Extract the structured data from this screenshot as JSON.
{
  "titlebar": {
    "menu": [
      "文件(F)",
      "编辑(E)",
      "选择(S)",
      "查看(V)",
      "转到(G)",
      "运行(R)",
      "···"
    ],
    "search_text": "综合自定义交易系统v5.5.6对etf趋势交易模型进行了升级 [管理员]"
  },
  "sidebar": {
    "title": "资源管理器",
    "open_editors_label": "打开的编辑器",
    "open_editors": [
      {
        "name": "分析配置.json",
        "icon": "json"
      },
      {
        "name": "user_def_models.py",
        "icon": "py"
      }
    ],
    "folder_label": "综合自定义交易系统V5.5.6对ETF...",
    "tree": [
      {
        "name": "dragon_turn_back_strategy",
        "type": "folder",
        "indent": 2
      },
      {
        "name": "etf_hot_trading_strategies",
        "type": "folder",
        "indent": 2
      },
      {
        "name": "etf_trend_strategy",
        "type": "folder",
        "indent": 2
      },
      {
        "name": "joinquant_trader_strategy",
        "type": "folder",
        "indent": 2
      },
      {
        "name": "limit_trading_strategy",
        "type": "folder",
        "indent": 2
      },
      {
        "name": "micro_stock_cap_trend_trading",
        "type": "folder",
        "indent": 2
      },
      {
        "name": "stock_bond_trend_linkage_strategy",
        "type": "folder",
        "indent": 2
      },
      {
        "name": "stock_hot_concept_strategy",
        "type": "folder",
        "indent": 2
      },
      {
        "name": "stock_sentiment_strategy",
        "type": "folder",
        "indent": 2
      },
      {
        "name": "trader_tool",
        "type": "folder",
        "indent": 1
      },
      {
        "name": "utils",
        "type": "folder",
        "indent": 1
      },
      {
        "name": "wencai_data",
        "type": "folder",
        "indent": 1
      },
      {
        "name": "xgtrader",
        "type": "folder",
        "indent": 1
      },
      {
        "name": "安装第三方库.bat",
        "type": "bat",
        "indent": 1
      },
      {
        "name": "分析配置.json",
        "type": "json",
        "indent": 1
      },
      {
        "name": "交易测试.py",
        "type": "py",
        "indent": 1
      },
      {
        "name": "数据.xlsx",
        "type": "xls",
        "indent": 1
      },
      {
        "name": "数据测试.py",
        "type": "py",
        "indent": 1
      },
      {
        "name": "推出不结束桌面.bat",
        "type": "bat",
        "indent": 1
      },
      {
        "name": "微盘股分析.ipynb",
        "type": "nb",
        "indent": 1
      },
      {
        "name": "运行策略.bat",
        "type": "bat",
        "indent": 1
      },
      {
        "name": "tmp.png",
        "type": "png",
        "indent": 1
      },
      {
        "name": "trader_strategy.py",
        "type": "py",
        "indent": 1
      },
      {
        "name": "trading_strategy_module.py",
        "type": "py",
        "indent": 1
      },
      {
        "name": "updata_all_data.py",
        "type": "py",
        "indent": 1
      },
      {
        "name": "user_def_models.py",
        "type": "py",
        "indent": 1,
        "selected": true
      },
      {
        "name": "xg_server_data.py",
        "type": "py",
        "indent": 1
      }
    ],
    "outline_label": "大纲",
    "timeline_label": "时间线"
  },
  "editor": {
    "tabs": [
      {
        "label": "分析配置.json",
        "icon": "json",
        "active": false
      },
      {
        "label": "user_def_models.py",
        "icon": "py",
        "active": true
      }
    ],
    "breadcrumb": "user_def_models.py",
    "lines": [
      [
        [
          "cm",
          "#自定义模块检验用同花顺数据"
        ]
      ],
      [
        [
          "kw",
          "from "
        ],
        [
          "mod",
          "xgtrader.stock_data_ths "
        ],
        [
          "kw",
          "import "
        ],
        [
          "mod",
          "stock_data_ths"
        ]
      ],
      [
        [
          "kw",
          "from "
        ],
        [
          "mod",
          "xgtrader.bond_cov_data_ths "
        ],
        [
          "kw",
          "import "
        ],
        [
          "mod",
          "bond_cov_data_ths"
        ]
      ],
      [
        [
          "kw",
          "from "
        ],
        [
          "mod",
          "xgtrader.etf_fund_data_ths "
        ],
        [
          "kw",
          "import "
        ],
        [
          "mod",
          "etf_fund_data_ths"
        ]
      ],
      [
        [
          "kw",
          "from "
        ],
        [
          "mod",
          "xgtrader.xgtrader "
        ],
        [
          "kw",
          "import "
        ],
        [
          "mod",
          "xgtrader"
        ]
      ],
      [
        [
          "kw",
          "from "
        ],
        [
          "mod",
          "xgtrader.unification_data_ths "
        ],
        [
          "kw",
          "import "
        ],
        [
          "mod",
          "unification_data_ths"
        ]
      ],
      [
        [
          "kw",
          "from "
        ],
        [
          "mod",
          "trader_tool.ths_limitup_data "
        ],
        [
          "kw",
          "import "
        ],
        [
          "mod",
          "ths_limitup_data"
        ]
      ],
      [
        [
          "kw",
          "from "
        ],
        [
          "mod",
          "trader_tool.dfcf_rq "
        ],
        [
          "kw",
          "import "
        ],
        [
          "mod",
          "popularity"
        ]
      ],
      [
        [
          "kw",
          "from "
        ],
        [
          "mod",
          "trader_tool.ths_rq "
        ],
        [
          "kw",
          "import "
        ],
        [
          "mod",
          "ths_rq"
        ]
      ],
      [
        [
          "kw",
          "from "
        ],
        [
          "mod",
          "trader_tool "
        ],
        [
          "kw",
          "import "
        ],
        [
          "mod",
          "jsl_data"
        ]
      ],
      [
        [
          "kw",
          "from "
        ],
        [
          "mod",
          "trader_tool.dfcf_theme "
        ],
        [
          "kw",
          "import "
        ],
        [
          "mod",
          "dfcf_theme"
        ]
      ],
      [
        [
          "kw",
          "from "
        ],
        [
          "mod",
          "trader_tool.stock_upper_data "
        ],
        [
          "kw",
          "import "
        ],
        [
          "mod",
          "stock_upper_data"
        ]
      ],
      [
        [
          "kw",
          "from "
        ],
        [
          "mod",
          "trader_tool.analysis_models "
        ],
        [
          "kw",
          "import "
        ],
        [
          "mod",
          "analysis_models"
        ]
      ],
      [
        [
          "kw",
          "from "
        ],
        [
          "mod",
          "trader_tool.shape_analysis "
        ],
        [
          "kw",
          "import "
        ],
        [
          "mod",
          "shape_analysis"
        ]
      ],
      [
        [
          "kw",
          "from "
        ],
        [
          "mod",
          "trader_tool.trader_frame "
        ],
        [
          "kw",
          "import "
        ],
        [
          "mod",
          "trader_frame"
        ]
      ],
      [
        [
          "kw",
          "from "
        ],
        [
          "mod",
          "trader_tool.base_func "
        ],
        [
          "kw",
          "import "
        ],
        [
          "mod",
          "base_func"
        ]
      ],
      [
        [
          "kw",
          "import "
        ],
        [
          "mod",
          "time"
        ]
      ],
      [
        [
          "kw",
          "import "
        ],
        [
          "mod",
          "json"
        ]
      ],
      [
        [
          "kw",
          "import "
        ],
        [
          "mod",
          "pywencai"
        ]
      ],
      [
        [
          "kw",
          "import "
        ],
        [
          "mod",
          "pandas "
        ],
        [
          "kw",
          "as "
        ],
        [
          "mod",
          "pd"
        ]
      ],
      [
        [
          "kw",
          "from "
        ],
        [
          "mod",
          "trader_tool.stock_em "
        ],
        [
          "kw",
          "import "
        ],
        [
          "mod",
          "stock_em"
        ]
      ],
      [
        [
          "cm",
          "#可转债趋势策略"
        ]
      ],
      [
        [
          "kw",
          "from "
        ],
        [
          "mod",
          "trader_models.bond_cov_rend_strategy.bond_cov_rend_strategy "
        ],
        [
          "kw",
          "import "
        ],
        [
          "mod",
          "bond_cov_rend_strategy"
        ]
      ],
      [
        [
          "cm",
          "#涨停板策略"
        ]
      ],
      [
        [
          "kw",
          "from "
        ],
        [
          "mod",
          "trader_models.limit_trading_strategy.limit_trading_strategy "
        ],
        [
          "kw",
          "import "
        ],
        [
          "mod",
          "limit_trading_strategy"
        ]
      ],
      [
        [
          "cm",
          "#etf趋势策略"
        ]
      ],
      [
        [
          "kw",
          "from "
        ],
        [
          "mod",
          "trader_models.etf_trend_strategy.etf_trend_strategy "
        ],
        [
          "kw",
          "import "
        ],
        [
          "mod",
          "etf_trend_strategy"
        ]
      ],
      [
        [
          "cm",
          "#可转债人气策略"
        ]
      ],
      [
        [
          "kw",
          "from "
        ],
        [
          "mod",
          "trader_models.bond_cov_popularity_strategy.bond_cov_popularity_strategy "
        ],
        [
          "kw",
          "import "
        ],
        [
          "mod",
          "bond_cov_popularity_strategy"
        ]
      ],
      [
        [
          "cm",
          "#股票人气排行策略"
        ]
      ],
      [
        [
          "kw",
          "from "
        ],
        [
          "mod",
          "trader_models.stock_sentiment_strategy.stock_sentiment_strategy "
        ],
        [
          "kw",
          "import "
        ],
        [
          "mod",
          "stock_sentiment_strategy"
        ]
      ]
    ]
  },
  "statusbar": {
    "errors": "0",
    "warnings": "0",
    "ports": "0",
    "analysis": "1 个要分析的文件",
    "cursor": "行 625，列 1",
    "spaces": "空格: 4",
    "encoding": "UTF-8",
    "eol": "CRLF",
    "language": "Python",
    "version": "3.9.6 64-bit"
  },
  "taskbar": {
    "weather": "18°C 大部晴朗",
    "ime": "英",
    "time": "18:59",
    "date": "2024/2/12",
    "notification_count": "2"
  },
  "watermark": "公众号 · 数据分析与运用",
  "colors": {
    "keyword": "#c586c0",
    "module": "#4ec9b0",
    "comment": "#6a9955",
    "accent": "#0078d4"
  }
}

-----

# [Requirements]
Copy each line of the records that contains the word "xgtrader".

# [Task solution]
        "name": "xgtrader",
          "xgtrader.stock_data_ths "
          "xgtrader.bond_cov_data_ths "
          "xgtrader.etf_fund_data_ths "
          "xgtrader.xgtrader "
          "xgtrader"
          "xgtrader.unification_data_ths "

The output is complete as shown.